That kind of high resolution modeling means travel predictions would be more accurate. It also delivers richer information that allows researchers and policy makers to figure out who benefits (and who doesn’t) from a transportation project or policy. They can isolate a specific segment of the population based on demographics or socioeconomic status, for example, and see how their travel and quality of life is affected or how the project improves or hurts their access to jobs.
These high-definition models can also tell officials what’s happening in any part of the transportation network, down to the detail of a specific intersection at a specific time in the day.
“By going down to that level of detail, you’ll be surprised as to how much performance enhancement you can realize,” Pendyala said. “Sometimes a network can break down by one intersection becoming a critical bottleneck in the system, or a single link in the network or one particular ramp in the network being sub-optimal.”
With all of that, he’s still a teacher at heart, however.
“At the end of the day it’s all about the students – giving the students the best experience that they can get, exposing them to the different domains of transportation, and providing them opportunities to meet people and present their work at various forums,” Pendyala said. “It really comes down to the student experience, making them have a great time here, learn a lot and be able to carry the Georgia Tech message to wherever they go.
“Their success is really our success.”
Pendyala serves as the chair of the Transportation Research Board’s Travel Analysis Section, which helps facilitate the board’s work on developing and enhancing transportation forecasting tools. He also works internationally with other researchers looking at improvements to bus rapid transit in India, building smarter infrastructure for growing urban populations, and understanding how people in rapidly developing countries make choices about their travel activities.

§ **Given task A**
Decide whether each statement agrees with the transportation modeling excerpt, and answer yes or no with the deciding words quoted from it: (i) The high-definition models can show what is happening at a particular intersection at a particular time of day. (ii) Pendyala chairs the Transportation Research Board's Travel Analysis Section. (iii) Pendyala's international work looks at improvements to rail networks in Europe.
The transportation modeling excerpt has no connection to the entries that come after it.

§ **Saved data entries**
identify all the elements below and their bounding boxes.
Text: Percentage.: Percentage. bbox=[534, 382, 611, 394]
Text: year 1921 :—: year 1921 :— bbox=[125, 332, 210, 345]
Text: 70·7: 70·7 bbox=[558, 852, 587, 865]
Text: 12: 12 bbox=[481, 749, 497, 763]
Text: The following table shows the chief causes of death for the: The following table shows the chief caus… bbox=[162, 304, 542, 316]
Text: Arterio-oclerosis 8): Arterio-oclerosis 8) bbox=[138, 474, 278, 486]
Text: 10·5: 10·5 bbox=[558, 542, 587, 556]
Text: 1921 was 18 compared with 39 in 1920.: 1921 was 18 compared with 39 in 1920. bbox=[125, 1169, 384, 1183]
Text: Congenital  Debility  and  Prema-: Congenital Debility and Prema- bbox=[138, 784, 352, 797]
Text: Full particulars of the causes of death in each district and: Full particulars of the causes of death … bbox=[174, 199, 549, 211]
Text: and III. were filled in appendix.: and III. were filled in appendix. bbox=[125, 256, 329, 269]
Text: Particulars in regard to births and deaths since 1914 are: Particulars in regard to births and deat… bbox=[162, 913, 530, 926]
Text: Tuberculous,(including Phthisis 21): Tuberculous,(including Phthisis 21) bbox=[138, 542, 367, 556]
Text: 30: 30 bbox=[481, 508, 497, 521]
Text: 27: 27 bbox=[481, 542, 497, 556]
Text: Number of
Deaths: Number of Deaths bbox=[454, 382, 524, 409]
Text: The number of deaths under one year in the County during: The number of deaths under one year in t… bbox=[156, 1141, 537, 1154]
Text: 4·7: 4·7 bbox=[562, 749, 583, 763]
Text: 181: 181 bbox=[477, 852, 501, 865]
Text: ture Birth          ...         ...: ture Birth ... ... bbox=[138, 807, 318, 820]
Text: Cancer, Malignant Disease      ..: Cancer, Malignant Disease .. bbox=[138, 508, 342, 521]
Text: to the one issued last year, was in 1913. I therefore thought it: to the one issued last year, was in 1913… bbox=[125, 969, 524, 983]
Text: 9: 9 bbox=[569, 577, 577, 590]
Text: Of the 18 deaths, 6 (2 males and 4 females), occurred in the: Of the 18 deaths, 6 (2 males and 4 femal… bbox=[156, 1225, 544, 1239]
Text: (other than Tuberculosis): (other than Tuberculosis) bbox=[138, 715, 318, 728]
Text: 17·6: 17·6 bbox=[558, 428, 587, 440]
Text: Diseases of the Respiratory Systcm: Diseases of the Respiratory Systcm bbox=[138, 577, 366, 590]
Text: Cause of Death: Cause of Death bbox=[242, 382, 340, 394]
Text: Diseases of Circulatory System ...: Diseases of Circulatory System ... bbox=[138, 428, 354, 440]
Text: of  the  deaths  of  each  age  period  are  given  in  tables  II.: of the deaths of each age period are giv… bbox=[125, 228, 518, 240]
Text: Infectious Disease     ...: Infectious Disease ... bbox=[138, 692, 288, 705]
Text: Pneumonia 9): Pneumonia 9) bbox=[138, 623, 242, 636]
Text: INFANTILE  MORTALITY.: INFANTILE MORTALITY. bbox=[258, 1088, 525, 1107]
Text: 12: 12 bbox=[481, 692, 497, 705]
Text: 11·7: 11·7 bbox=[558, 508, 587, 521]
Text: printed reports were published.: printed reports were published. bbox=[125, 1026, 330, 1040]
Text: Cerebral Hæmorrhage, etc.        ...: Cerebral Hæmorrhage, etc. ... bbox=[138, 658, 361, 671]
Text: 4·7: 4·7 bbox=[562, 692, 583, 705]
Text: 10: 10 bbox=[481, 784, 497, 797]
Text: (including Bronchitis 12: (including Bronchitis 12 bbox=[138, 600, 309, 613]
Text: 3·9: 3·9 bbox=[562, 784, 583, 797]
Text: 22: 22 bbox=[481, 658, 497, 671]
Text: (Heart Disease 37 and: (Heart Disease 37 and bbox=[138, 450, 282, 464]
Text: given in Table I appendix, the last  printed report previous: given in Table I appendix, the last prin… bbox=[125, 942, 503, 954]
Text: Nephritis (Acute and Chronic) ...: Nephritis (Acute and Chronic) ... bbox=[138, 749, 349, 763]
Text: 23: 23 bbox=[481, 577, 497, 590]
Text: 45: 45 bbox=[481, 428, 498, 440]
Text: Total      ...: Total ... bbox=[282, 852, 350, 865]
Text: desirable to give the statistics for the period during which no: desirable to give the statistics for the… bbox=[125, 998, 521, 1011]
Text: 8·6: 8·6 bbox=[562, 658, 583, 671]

§ **Given task B**
Render the entries from the start through the line containing "Text: The following" as a numbered list, leaving out blank lines.

§ **Final answer A**
(i) Yes: "down to the detail of a specific intersection at a specific time in the day"
(ii) Yes: "Pendyala serves as the chair of the Transportation Research Board’s Travel Analysis Section"
(iii) No: "looking at improvements to bus rapid transit in India"

§ **Final answer B**
1. identify all the elements below and their bounding boxes.
2. Text: Percentage.: Percentage. bbox=[534, 382, 611, 394]
3. Text: year 1921 :—: year 1921 :— bbox=[125, 332, 210, 345]
4. Text: 70·7: 70·7 bbox=[558, 852, 587, 865]
5. Text: 12: 12 bbox=[481, 749, 497, 763]
6. Text: The following table shows the chief causes of death for the: The following table shows the chief caus… bbox=[162, 304, 542, 316]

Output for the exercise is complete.